* Questions to answer:
1: In the passage on setting up an IAM user as a network administrator, turn the paragraph that begins "This example shows the steps" into a short bulleted list that keeps its main facts.
2: Write the next part of the passage on setting up an IAM user as a network administrator, starting right after its closing note.

* Passage shown:
Example 2: Configuring a user as a network administrator (console)

This example shows the steps required to configure Jorge, an IAM user, as a Network Administrator. It uses the information in the table in that section to allow Jorge to monitor IP traffic going to and from a VPC. It also allows Jorge to capture that information in the logs in CloudWatch Logs. You attach the NetworkAdministrator policy to Jorge's IAM user so that they can configure AWS network resources. That policy also allows Jorge to pass a role whose name begins with flow-logs* to Amazon EC2 when you create a flow log. In this scenario, unlike Example 1, there isn't a predefined service role type, so you must perform a few steps differently.

  1. Sign in to the AWS Management Console and open the IAM console at https://console.aws.amazon.com/iam/.

  2. In the navigation pane, choose Policies and then enter network in the search box.

  3. Select the check box next to NetworkAdministrator policy, choose Actions, and then choose Attach.

  4. In the list of users, select the check box next to Jorge and then choose Attach policy. Jorge can now administer AWS network resources. However, to enable monitoring of IP traffic in your VPC, you must configure the service role.

  5. Because the service role you need to create doesn't have a predefined managed policy, you must first create it. In the navigation pane, choose Policies, then choose Create policy.

  6. Choose the JSON tab and copy the text from the following JSON policy document. Paste this text into the JSON text box.

    { "Version": "2012-10-17", "Statement": [ { "Action": [ "logs:CreateLogGroup", "logs:CreateLogStream", "logs:PutLogEvents", "logs:DescribeLogGroups", "logs:DescribeLogStreams" ], "Effect": "Allow", "Resource": "*" } ] }
  7. Resolve any security warnings, errors, or general warnings generated during policy validation, and then choose Review policy.

    Note

    You can switch between the Visual editor and JSON tabs at any time. However, if you make changes or choose Review policy in the Visual editor tab, IAM might restructure your policy to optimize it for the visual editor. For more information, see Policy restructuring.

* Records supplied:
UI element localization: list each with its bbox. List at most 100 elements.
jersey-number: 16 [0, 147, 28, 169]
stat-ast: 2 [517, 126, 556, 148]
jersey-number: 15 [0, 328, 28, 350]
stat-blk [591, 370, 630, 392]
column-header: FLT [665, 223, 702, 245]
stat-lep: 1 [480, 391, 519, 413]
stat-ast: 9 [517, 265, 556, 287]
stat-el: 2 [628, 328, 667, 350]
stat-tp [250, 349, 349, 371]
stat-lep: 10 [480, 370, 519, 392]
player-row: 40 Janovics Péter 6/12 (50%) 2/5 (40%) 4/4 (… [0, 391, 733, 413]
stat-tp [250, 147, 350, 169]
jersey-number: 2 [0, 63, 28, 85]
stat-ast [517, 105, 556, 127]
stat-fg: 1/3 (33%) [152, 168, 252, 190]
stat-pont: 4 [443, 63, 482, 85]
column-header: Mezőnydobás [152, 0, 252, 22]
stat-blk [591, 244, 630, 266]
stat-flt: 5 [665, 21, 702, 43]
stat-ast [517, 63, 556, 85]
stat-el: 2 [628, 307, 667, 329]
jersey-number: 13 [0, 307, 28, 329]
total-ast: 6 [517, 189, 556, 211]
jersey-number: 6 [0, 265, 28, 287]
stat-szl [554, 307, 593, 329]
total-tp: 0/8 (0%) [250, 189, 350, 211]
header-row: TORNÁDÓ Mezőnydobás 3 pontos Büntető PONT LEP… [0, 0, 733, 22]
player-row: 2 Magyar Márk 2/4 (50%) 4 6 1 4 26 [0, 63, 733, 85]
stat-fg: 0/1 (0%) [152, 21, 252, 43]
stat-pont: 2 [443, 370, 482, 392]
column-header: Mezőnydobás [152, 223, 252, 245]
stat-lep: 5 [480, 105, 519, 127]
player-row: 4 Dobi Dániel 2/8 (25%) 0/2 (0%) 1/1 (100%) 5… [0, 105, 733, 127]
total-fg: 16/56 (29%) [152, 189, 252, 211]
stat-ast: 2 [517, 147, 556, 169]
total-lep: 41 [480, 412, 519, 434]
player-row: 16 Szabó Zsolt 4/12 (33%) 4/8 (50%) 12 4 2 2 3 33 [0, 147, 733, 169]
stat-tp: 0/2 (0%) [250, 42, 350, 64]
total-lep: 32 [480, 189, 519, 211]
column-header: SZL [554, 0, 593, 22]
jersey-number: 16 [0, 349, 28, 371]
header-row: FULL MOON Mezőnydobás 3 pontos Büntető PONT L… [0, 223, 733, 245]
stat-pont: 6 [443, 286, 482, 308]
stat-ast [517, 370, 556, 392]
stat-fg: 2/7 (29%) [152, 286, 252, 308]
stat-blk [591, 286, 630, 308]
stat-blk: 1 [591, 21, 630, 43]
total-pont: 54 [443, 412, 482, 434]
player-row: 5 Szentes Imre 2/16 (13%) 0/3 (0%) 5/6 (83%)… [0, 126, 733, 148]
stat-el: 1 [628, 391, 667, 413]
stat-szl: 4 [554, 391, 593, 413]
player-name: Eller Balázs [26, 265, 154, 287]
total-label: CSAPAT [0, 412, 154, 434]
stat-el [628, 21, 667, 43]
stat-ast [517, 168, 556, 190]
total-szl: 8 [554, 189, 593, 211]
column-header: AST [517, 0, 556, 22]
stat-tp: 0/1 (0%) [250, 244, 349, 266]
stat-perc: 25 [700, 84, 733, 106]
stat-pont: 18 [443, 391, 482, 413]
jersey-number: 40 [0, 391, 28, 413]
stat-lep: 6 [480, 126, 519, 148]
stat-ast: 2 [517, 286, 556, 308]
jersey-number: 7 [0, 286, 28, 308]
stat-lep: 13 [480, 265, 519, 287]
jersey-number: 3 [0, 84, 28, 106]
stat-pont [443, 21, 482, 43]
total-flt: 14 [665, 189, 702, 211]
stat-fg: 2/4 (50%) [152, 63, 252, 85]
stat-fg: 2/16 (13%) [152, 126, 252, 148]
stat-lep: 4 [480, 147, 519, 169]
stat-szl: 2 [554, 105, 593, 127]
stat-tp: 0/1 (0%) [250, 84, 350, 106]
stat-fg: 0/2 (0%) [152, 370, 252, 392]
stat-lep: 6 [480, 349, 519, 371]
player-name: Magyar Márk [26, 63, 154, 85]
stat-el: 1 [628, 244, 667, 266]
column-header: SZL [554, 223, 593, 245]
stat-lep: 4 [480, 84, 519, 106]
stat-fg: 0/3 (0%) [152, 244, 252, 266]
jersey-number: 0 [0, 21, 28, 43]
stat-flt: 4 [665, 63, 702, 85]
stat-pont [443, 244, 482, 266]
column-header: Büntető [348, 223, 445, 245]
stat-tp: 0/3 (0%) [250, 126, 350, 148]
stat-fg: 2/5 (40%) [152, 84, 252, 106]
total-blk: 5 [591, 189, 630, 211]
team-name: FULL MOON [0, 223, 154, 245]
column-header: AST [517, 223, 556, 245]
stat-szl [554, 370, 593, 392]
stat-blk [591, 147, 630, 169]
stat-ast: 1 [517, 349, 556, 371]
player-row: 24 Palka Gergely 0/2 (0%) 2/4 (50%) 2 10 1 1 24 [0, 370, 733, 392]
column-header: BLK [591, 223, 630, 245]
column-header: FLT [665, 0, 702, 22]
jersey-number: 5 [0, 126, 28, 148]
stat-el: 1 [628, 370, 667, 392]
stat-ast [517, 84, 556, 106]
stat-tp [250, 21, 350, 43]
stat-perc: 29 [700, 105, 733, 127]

* Solved problems:
1:
- The steps set up Jorge, an IAM user, as a Network Administrator.
- Jorge will be able to monitor IP traffic going to and from a VPC and capture it in logs in CloudWatch Logs.
- Attaching the NetworkAdministrator policy to Jorge's IAM user lets Jorge configure AWS network resources.
- The same policy lets Jorge pass a role whose name begins with flow-logs* to Amazon EC2 when a flow log is created.
- Unlike Example 1, there is no predefined service role type, so a few steps are done differently.

2:
  8. On the Review page, enter vpc-flow-logs-policy-for-service-role for the policy name. Review the policy Summary to see the permissions granted by your policy, and then choose Create policy to save your work.

    The new policy appears in the list of managed policies and is ready to attach.

  9. In the navigation pane of the IAM console, choose Roles, and then choose Create role.

  10. Choose the AWS Service role type, and then choose Amazon EC2.

  11. Choose the Amazon EC2 use case.

  12. On the Attach permissions policies page, choose the policy you created earlier, vpc-flow-logs-policy-for-service-role, and then choose Next: Review.

  13. The role name must be permitted by the NetworkAdministrator policy that Jorge now has. Any name that begins with flow-logs- is allowed. For this example, enter flow-logs-for-jorge for the Role name.

  14. (Optional) For Role description, enter a description for the new role.

  15. After you review the details, choose Create role.

  16. Now you can configure the trust policy required for this scenario. On the Roles page, choose the flow-logs-for-jorge role (the name, not the check box). On the details page for your new role, choose the Trust relationships tab, and then choose Edit trust relationship.

  17. Change the "Service" line to read as follows, replacing the entry for ec2.amazonaws.com:

    "Service": "vpc-flow-logs.amazonaws.com"
  18. Jorge can now create flow logs for a VPC or subnet in the Amazon EC2 console. When you create the flow log, specify the flow-logs-for-jorge role. That role has the permissions to create the log and write data to it.